● WORK INSTRUCTIONS: What follows is a block of records; restate each one word for word.

● RECORDS FOR THIS EXERCISE:
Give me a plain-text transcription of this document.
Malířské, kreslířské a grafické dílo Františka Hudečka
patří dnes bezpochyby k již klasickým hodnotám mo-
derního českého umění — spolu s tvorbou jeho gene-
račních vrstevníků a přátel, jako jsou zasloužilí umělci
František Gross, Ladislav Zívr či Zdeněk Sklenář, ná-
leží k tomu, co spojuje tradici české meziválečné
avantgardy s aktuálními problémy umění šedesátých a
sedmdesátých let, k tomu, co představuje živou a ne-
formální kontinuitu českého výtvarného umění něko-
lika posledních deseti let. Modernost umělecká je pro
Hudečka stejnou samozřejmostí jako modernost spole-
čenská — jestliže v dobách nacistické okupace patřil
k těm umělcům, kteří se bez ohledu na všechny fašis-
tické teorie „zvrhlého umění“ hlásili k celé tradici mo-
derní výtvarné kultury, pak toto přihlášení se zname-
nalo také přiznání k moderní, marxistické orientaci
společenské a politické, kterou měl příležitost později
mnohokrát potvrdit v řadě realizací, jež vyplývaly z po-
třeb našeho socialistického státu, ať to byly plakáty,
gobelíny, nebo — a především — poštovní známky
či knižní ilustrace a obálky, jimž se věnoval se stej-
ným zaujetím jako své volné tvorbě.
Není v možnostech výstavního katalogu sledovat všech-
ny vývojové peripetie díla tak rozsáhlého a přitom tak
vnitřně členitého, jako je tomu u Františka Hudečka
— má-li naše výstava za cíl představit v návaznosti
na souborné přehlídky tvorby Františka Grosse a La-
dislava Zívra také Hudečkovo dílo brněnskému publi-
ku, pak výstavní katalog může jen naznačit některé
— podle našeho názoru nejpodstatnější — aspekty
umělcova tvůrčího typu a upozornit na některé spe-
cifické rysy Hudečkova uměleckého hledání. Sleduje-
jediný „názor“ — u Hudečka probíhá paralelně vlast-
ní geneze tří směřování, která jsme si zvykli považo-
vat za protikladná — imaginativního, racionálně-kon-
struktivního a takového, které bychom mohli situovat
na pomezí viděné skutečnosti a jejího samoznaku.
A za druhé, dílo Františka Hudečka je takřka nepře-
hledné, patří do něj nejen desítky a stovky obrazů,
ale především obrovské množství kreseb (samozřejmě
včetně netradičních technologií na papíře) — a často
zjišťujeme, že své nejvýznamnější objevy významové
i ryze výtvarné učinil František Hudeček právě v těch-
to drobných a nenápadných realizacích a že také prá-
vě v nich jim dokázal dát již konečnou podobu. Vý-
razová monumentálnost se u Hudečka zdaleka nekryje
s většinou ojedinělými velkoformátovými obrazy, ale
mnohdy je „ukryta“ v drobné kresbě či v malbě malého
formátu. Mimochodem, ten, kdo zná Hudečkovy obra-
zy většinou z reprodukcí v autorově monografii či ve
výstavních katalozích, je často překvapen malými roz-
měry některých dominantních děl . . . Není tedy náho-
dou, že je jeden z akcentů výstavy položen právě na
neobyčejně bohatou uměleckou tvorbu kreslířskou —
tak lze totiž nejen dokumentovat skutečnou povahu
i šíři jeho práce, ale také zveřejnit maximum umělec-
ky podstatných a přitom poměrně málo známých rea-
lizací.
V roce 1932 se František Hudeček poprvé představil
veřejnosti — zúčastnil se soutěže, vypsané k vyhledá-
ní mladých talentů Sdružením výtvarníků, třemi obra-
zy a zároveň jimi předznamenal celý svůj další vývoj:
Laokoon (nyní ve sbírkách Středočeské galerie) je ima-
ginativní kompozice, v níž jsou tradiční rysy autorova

● RESPONSE TO THIS EXERCISE:
Give me a plain-text transcription of this document.
Malířské, kreslířské a grafické dílo Františka Hudečka
patří dnes bezpochyby k již klasickým hodnotám mo-
derního českého umění — spolu s tvorbou jeho gene-
račních vrstevníků a přátel, jako jsou zasloužilí umělci
František Gross, Ladislav Zívr či Zdeněk Sklenář, ná-
leží k tomu, co spojuje tradici české meziválečné
avantgardy s aktuálními problémy umění šedesátých a
sedmdesátých let, k tomu, co představuje živou a ne-
formální kontinuitu českého výtvarného umění něko-
lika posledních deseti let. Modernost umělecká je pro
Hudečka stejnou samozřejmostí jako modernost spole-
čenská — jestliže v dobách nacistické okupace patřil
k těm umělcům, kteří se bez ohledu na všechny fašis-
tické teorie „zvrhlého umění“ hlásili k celé tradici mo-
derní výtvarné kultury, pak toto přihlášení se zname-
nalo také přiznání k moderní, marxistické orientaci
společenské a politické, kterou měl příležitost později
mnohokrát potvrdit v řadě realizací, jež vyplývaly z po-
třeb našeho socialistického státu, ať to byly plakáty,
gobelíny, nebo — a především — poštovní známky
či knižní ilustrace a obálky, jimž se věnoval se stej-
ným zaujetím jako své volné tvorbě.
Není v možnostech výstavního katalogu sledovat všech-
ny vývojové peripetie díla tak rozsáhlého a přitom tak
vnitřně členitého, jako je tomu u Františka Hudečka
— má-li naše výstava za cíl představit v návaznosti
na souborné přehlídky tvorby Františka Grosse a La-
dislava Zívra také Hudečkovo dílo brněnskému publi-
ku, pak výstavní katalog může jen naznačit některé
— podle našeho názoru nejpodstatnější — aspekty
umělcova tvůrčího typu a upozornit na některé spe-
cifické rysy Hudečkova uměleckého hledání. Sleduje-
jediný „názor“ — u Hudečka probíhá paralelně vlast-
ní geneze tří směřování, která jsme si zvykli považo-
vat za protikladná — imaginativního, racionálně-kon-
struktivního a takového, které bychom mohli situovat
na pomezí viděné skutečnosti a jejího samoznaku.
A za druhé, dílo Františka Hudečka je takřka nepře-
hledné, patří do něj nejen desítky a stovky obrazů,
ale především obrovské množství kreseb (samozřejmě
včetně netradičních technologií na papíře) — a často
zjišťujeme, že své nejvýznamnější objevy významové
i ryze výtvarné učinil František Hudeček právě v těch-
to drobných a nenápadných realizacích a že také prá-
vě v nich jim dokázal dát již konečnou podobu. Vý-
razová monumentálnost se u Hudečka zdaleka nekryje
s většinou ojedinělými velkoformátovými obrazy, ale
mnohdy je „ukryta“ v drobné kresbě či v malbě malého
formátu. Mimochodem, ten, kdo zná Hudečkovy obra-
zy většinou z reprodukcí v autorově monografii či ve
výstavních katalozích, je často překvapen malými roz-
měry některých dominantních děl . . . Není tedy náho-
dou, že je jeden z akcentů výstavy položen právě na
neobyčejně bohatou uměleckou tvorbu kreslířskou —
tak lze totiž nejen dokumentovat skutečnou povahu
i šíři jeho práce, ale také zveřejnit maximum umělec-
ky podstatných a přitom poměrně málo známých rea-
lizací.
V roce 1932 se František Hudeček poprvé představil
veřejnosti — zúčastnil se soutěže, vypsané k vyhledá-
ní mladých talentů Sdružením výtvarníků, třemi obra-
zy a zároveň jimi předznamenal celý svůj další vývoj:
Laokoon (nyní ve sbírkách Středočeské galerie) je ima-
ginativní kompozice, v níž jsou tradiční rysy autorova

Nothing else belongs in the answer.